(MATERIAL):
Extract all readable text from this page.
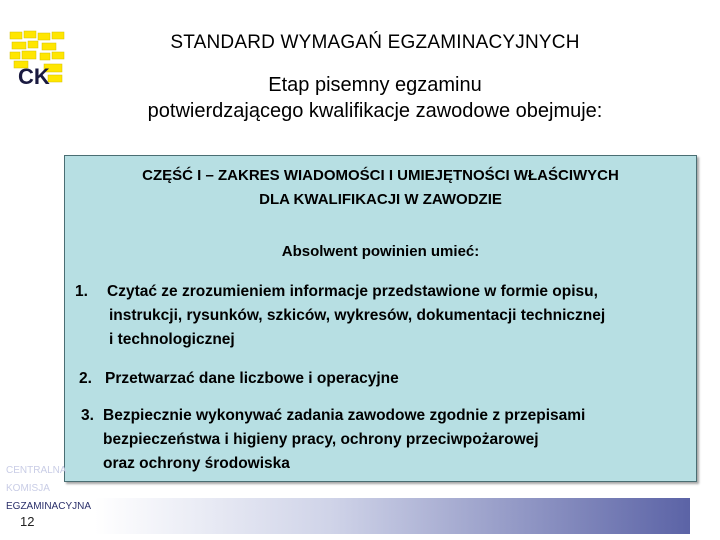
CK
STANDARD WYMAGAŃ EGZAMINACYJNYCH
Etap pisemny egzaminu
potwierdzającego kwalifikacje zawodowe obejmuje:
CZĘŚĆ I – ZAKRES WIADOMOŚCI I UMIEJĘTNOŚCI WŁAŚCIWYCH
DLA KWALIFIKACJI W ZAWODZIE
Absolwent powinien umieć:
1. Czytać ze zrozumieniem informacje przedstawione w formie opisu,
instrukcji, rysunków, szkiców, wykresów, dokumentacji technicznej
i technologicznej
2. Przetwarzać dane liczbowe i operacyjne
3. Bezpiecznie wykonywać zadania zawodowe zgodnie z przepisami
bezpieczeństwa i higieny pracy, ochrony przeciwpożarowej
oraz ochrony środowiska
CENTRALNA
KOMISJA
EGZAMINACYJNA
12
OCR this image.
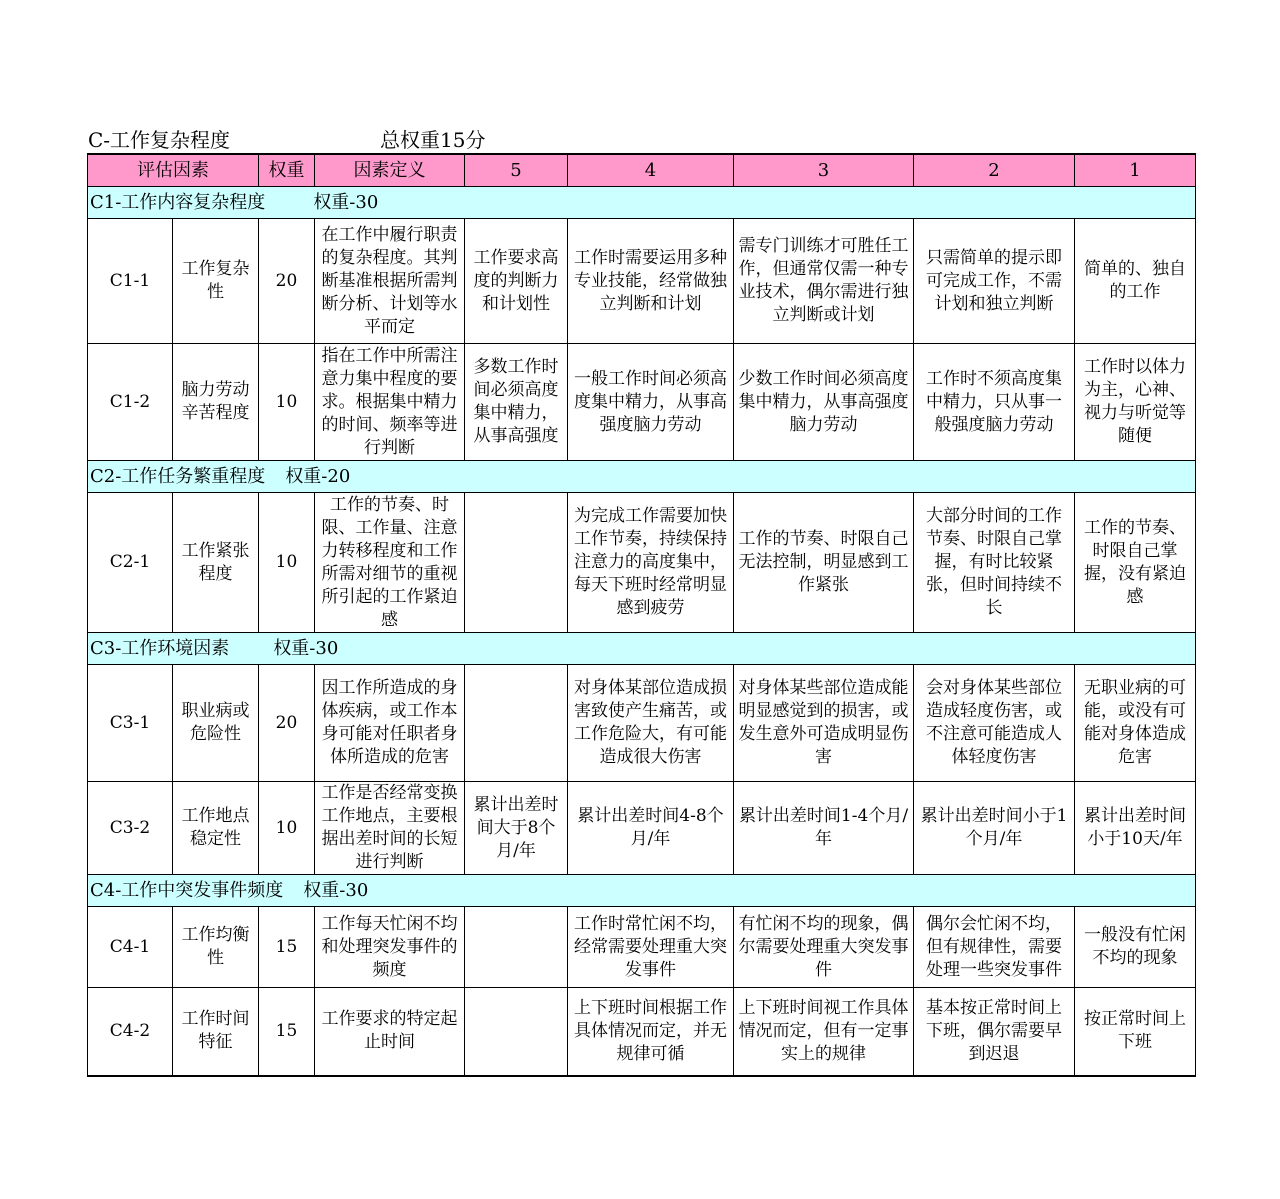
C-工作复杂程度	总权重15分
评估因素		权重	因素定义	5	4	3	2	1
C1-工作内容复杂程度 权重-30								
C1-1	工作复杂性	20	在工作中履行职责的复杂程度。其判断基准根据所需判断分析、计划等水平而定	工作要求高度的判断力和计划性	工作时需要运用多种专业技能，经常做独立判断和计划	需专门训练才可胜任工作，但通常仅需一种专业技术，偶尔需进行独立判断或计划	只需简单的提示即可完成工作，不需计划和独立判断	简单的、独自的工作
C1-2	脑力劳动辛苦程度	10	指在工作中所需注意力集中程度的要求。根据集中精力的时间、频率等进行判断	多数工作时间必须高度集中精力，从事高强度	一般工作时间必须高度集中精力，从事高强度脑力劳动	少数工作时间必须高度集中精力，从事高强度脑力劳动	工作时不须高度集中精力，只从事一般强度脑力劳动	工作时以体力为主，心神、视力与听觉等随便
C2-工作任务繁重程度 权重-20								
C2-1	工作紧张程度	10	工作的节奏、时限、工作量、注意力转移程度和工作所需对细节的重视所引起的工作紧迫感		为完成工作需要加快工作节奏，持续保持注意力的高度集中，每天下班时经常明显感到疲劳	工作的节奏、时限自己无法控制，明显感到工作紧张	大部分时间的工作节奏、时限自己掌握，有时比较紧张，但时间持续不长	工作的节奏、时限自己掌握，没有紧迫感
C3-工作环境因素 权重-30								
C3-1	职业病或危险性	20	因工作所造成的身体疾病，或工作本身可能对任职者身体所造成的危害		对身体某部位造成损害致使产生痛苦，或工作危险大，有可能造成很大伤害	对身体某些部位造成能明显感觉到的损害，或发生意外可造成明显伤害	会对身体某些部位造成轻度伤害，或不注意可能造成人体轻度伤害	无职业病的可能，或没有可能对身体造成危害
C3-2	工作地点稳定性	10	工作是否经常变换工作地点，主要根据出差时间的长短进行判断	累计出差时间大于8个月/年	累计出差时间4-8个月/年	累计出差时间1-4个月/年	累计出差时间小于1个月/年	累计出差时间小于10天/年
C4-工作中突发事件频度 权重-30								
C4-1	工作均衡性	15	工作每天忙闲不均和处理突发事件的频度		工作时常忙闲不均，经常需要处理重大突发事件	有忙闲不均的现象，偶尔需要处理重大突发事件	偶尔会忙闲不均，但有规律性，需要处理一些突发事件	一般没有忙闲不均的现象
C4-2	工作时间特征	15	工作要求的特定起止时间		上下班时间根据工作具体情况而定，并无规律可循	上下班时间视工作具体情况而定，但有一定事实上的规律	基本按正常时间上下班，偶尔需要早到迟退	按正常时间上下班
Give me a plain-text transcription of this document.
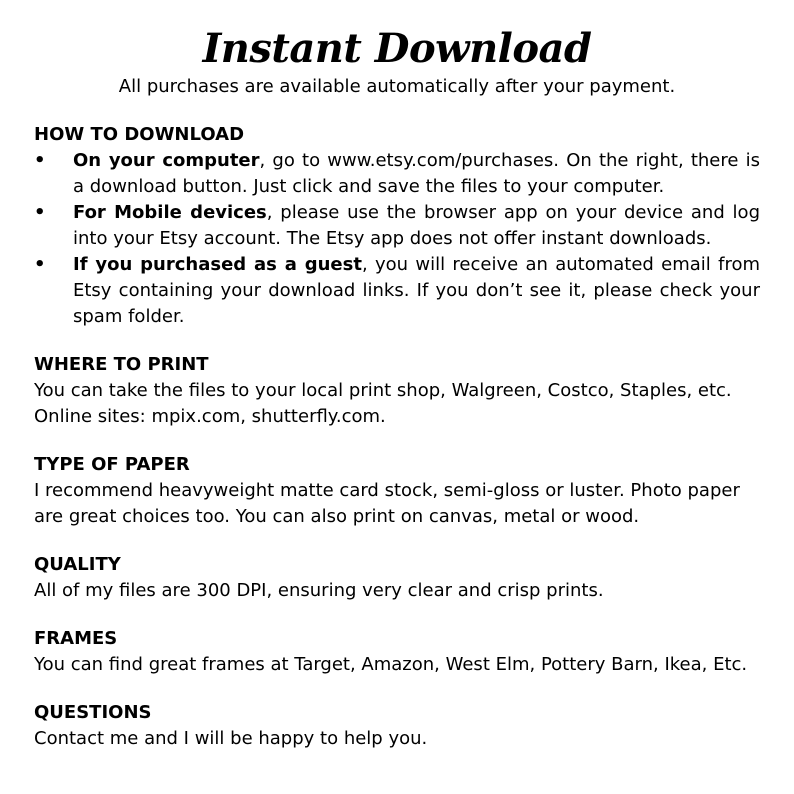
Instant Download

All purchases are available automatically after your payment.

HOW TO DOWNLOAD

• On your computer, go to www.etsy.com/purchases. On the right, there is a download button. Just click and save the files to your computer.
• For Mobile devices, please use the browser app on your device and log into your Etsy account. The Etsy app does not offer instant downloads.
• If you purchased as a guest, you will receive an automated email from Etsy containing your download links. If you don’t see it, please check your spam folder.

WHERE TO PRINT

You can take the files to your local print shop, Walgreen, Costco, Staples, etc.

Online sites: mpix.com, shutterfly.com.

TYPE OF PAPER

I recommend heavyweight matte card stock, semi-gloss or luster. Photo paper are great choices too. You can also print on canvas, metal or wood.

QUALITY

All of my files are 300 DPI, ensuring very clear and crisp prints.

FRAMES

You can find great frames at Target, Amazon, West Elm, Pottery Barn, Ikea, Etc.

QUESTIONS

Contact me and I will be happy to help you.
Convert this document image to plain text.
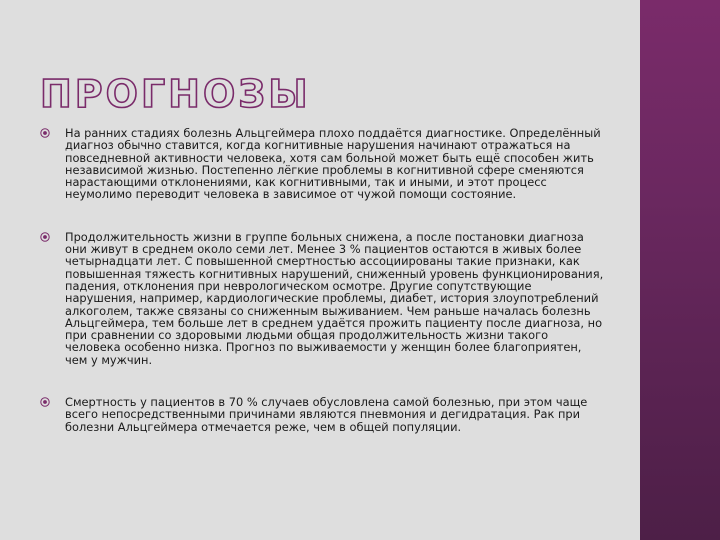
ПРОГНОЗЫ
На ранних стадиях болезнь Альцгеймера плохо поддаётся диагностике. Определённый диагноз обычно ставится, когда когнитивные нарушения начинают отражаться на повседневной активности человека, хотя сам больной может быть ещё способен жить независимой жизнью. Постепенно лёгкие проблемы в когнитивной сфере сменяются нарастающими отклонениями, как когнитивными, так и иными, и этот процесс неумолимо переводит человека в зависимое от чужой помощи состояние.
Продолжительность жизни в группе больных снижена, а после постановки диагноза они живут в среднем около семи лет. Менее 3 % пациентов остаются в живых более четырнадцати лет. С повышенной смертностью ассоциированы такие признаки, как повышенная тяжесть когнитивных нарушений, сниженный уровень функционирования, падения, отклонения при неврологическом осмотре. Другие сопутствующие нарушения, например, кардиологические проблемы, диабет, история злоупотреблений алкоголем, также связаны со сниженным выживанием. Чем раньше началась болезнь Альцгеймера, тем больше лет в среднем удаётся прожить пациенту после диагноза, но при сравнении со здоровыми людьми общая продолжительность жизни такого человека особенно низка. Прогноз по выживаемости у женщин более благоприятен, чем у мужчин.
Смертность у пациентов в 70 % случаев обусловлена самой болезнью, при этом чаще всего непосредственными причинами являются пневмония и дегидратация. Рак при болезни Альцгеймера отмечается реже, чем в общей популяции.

(PROBLEM): Every record above should be written out again without change, except that the pictures are left out.

(FULL OUTPUT):
Extract all readable text from this page.
CK
STANDARD WYMAGAŃ EGZAMINACYJNYCH
Etap pisemny egzaminu
potwierdzającego kwalifikacje zawodowe obejmuje:
CZĘŚĆ I – ZAKRES WIADOMOŚCI I UMIEJĘTNOŚCI WŁAŚCIWYCH
DLA KWALIFIKACJI W ZAWODZIE
Absolwent powinien umieć:
1. Czytać ze zrozumieniem informacje przedstawione w formie opisu,
instrukcji, rysunków, szkiców, wykresów, dokumentacji technicznej
i technologicznej
2. Przetwarzać dane liczbowe i operacyjne
3. Bezpiecznie wykonywać zadania zawodowe zgodnie z przepisami
bezpieczeństwa i higieny pracy, ochrony przeciwpożarowej
oraz ochrony środowiska
CENTRALNA
KOMISJA
EGZAMINACYJNA
12
OCR this image.
C-工作复杂程度	总权重15分
评估因素		权重	因素定义	5	4	3	2	1
C1-工作内容复杂程度 权重-30								
C1-1	工作复杂性	20	在工作中履行职责的复杂程度。其判断基准根据所需判断分析、计划等水平而定	工作要求高度的判断力和计划性	工作时需要运用多种专业技能，经常做独立判断和计划	需专门训练才可胜任工作，但通常仅需一种专业技术，偶尔需进行独立判断或计划	只需简单的提示即可完成工作，不需计划和独立判断	简单的、独自的工作
C1-2	脑力劳动辛苦程度	10	指在工作中所需注意力集中程度的要求。根据集中精力的时间、频率等进行判断	多数工作时间必须高度集中精力，从事高强度	一般工作时间必须高度集中精力，从事高强度脑力劳动	少数工作时间必须高度集中精力，从事高强度脑力劳动	工作时不须高度集中精力，只从事一般强度脑力劳动	工作时以体力为主，心神、视力与听觉等随便
C2-工作任务繁重程度 权重-20								
C2-1	工作紧张程度	10	工作的节奏、时限、工作量、注意力转移程度和工作所需对细节的重视所引起的工作紧迫感		为完成工作需要加快工作节奏，持续保持注意力的高度集中，每天下班时经常明显感到疲劳	工作的节奏、时限自己无法控制，明显感到工作紧张	大部分时间的工作节奏、时限自己掌握，有时比较紧张，但时间持续不长	工作的节奏、时限自己掌握，没有紧迫感
C3-工作环境因素 权重-30								
C3-1	职业病或危险性	20	因工作所造成的身体疾病，或工作本身可能对任职者身体所造成的危害		对身体某部位造成损害致使产生痛苦，或工作危险大，有可能造成很大伤害	对身体某些部位造成能明显感觉到的损害，或发生意外可造成明显伤害	会对身体某些部位造成轻度伤害，或不注意可能造成人体轻度伤害	无职业病的可能，或没有可能对身体造成危害
C3-2	工作地点稳定性	10	工作是否经常变换工作地点，主要根据出差时间的长短进行判断	累计出差时间大于8个月/年	累计出差时间4-8个月/年	累计出差时间1-4个月/年	累计出差时间小于1个月/年	累计出差时间小于10天/年
C4-工作中突发事件频度 权重-30								
C4-1	工作均衡性	15	工作每天忙闲不均和处理突发事件的频度		工作时常忙闲不均，经常需要处理重大突发事件	有忙闲不均的现象，偶尔需要处理重大突发事件	偶尔会忙闲不均，但有规律性，需要处理一些突发事件	一般没有忙闲不均的现象
C4-2	工作时间特征	15	工作要求的特定起止时间		上下班时间根据工作具体情况而定，并无规律可循	上下班时间视工作具体情况而定，但有一定事实上的规律	基本按正常时间上下班，偶尔需要早到迟退	按正常时间上下班
Give me a plain-text transcription of this document.
Instant Download

All purchases are available automatically after your payment.

HOW TO DOWNLOAD

• On your computer, go to www.etsy.com/purchases. On the right, there is a download button. Just click and save the files to your computer.
• For Mobile devices, please use the browser app on your device and log into your Etsy account. The Etsy app does not offer instant downloads.
• If you purchased as a guest, you will receive an automated email from Etsy containing your download links. If you don’t see it, please check your spam folder.

WHERE TO PRINT

You can take the files to your local print shop, Walgreen, Costco, Staples, etc.

Online sites: mpix.com, shutterfly.com.

TYPE OF PAPER

I recommend heavyweight matte card stock, semi-gloss or luster. Photo paper are great choices too. You can also print on canvas, metal or wood.

QUALITY

All of my files are 300 DPI, ensuring very clear and crisp prints.

FRAMES

You can find great frames at Target, Amazon, West Elm, Pottery Barn, Ikea, Etc.

QUESTIONS

Contact me and I will be happy to help you.
Convert this document image to plain text.
ПРОГНОЗЫ
На ранних стадиях болезнь Альцгеймера плохо поддаётся диагностике. Определённый диагноз обычно ставится, когда когнитивные нарушения начинают отражаться на повседневной активности человека, хотя сам больной может быть ещё способен жить независимой жизнью. Постепенно лёгкие проблемы в когнитивной сфере сменяются нарастающими отклонениями, как когнитивными, так и иными, и этот процесс неумолимо переводит человека в зависимое от чужой помощи состояние.
Продолжительность жизни в группе больных снижена, а после постановки диагноза они живут в среднем около семи лет. Менее 3 % пациентов остаются в живых более четырнадцати лет. С повышенной смертностью ассоциированы такие признаки, как повышенная тяжесть когнитивных нарушений, сниженный уровень функционирования, падения, отклонения при неврологическом осмотре. Другие сопутствующие нарушения, например, кардиологические проблемы, диабет, история злоупотреблений алкоголем, также связаны со сниженным выживанием. Чем раньше началась болезнь Альцгеймера, тем больше лет в среднем удаётся прожить пациенту после диагноза, но при сравнении со здоровыми людьми общая продолжительность жизни такого человека особенно низка. Прогноз по выживаемости у женщин более благоприятен, чем у мужчин.
Смертность у пациентов в 70 % случаев обусловлена самой болезнью, при этом чаще всего непосредственными причинами являются пневмония и дегидратация. Рак при болезни Альцгеймера отмечается реже, чем в общей популяции.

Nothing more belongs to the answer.